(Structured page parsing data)
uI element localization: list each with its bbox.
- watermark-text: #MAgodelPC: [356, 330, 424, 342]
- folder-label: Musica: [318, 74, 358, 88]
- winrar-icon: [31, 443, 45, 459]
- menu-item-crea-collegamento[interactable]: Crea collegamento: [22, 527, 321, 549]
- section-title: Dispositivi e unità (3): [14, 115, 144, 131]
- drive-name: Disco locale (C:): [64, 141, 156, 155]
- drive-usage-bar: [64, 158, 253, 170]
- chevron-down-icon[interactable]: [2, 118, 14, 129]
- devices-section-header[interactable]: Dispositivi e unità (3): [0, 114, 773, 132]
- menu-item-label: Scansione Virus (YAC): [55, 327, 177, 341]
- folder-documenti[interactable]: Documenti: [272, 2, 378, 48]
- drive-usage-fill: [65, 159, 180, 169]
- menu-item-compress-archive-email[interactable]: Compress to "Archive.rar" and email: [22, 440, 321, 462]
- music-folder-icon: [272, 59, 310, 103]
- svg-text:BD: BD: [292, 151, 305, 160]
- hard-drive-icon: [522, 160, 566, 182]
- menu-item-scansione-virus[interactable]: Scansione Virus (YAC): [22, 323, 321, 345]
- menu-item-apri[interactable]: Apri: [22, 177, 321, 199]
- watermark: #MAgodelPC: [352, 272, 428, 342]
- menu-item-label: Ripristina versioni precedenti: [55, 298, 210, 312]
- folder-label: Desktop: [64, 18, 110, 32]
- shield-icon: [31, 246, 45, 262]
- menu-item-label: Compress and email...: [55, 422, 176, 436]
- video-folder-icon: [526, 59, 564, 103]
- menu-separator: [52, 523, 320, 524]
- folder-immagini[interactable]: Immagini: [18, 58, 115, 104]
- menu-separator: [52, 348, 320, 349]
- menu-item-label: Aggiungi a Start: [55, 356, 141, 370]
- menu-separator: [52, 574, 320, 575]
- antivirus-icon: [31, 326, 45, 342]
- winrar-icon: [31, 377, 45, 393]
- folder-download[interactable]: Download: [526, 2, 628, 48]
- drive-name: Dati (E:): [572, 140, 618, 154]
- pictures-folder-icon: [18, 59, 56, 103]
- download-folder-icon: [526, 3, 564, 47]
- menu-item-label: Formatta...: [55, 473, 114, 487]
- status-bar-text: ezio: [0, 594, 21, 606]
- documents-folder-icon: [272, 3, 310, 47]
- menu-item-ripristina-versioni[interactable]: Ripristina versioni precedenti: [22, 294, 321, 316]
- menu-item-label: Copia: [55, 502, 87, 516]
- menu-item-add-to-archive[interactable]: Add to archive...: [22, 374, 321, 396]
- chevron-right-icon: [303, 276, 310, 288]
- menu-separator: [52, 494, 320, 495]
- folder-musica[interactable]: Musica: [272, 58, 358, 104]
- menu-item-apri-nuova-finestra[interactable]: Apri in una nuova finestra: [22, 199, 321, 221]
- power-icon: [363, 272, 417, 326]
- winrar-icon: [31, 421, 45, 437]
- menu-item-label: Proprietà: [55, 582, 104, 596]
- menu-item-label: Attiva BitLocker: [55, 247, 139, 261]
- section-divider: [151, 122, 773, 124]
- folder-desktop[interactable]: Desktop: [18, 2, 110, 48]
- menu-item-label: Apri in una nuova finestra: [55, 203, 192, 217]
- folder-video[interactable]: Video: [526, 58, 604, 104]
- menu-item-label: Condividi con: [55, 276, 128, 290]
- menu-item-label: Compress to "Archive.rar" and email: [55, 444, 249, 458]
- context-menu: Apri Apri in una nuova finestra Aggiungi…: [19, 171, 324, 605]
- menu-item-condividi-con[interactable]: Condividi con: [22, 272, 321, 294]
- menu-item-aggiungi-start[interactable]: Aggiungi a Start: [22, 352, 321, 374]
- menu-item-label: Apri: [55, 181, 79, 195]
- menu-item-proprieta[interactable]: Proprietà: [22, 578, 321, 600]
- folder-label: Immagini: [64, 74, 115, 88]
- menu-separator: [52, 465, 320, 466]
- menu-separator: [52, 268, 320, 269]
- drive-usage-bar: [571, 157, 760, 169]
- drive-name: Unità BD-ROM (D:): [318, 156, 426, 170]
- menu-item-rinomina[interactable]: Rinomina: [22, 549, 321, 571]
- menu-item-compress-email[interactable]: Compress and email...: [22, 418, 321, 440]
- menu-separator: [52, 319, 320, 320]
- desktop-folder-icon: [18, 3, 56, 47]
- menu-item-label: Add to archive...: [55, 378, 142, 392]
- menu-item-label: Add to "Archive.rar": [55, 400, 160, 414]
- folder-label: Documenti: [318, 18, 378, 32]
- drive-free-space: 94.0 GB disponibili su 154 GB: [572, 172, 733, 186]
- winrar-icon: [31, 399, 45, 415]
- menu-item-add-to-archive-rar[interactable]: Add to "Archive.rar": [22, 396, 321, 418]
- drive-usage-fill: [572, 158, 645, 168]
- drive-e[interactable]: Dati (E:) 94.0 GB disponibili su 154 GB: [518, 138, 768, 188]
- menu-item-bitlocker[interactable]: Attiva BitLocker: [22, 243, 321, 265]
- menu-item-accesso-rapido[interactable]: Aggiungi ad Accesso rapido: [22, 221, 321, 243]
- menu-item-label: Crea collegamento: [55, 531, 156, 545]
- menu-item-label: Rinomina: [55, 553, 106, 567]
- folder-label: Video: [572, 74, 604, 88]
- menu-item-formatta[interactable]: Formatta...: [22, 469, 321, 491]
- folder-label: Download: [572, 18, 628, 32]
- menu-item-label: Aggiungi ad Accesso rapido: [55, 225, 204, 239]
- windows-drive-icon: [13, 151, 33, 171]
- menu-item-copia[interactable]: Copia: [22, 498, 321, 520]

Goal of the exercise: Show all lines from the records above where the word "precedenti" occurs.

Task solution:
- menu-item-label: Ripristina versioni precedenti: [55, 298, 210, 312]
- menu-item-ripristina-versioni[interactable]: Ripristina versioni precedenti: [22, 294, 321, 316]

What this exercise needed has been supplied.